Task goal - Would you transcribe the whole listing exactly, minus its pictures?

-------- Record excerpts --------

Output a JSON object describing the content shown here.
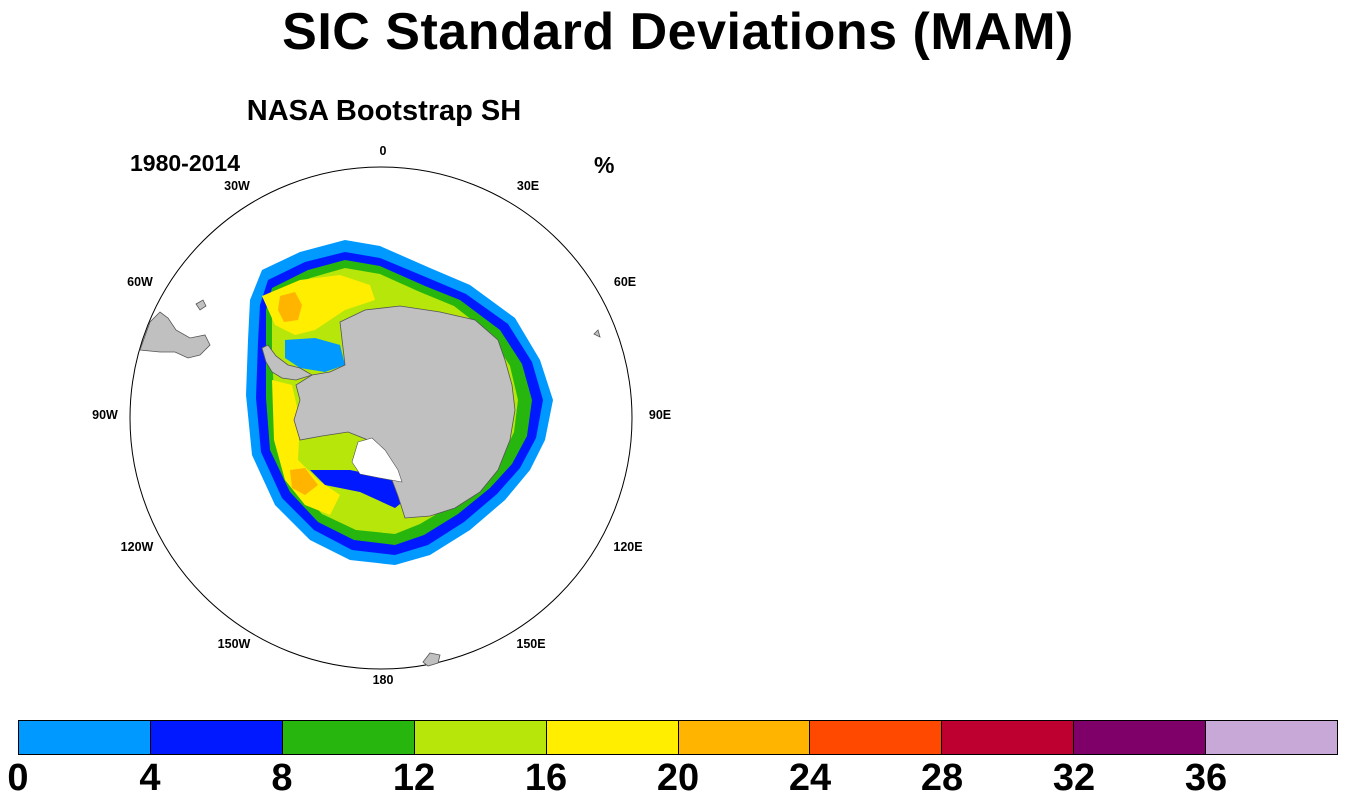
{
  "title": "SIC Standard Deviations (MAM)",
  "panel": {
    "title": "NASA Bootstrap SH",
    "left_label": "1980-2014",
    "right_label": "%",
    "lon_labels": [
      "0",
      "30E",
      "60E",
      "90E",
      "120E",
      "150E",
      "180",
      "150W",
      "120W",
      "90W",
      "60W",
      "30W"
    ]
  },
  "colorbar": {
    "colors": [
      "#0099ff",
      "#0019ff",
      "#27b60d",
      "#b6e60a",
      "#ffee00",
      "#ffb400",
      "#ff4800",
      "#bd0030",
      "#7f0068",
      "#c8a8d6"
    ],
    "labels": [
      "0",
      "4",
      "8",
      "12",
      "16",
      "20",
      "24",
      "28",
      "32",
      "36"
    ]
  },
  "land_color": "#c0c0c0"
}
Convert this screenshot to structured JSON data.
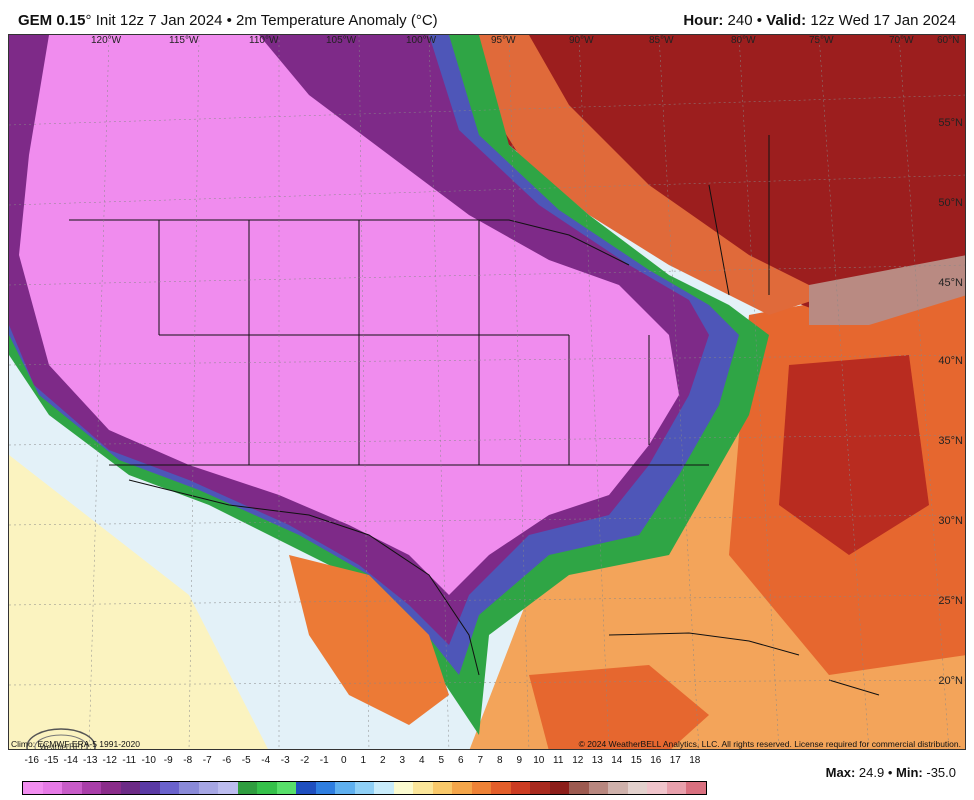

--------

Exercise response -
Output a JSON object describing the content shown here.
{
  "title": "SIC Standard Deviations (MAM)",
  "panel": {
    "title": "NASA Bootstrap SH",
    "left_label": "1980-2014",
    "right_label": "%",
    "lon_labels": [
      "0",
      "30E",
      "60E",
      "90E",
      "120E",
      "150E",
      "180",
      "150W",
      "120W",
      "90W",
      "60W",
      "30W"
    ]
  },
  "colorbar": {
    "colors": [
      "#0099ff",
      "#0019ff",
      "#27b60d",
      "#b6e60a",
      "#ffee00",
      "#ffb400",
      "#ff4800",
      "#bd0030",
      "#7f0068",
      "#c8a8d6"
    ],
    "labels": [
      "0",
      "4",
      "8",
      "12",
      "16",
      "20",
      "24",
      "28",
      "32",
      "36"
    ]
  },
  "land_color": "#c0c0c0"
}
Convert this screenshot to structured JSON data.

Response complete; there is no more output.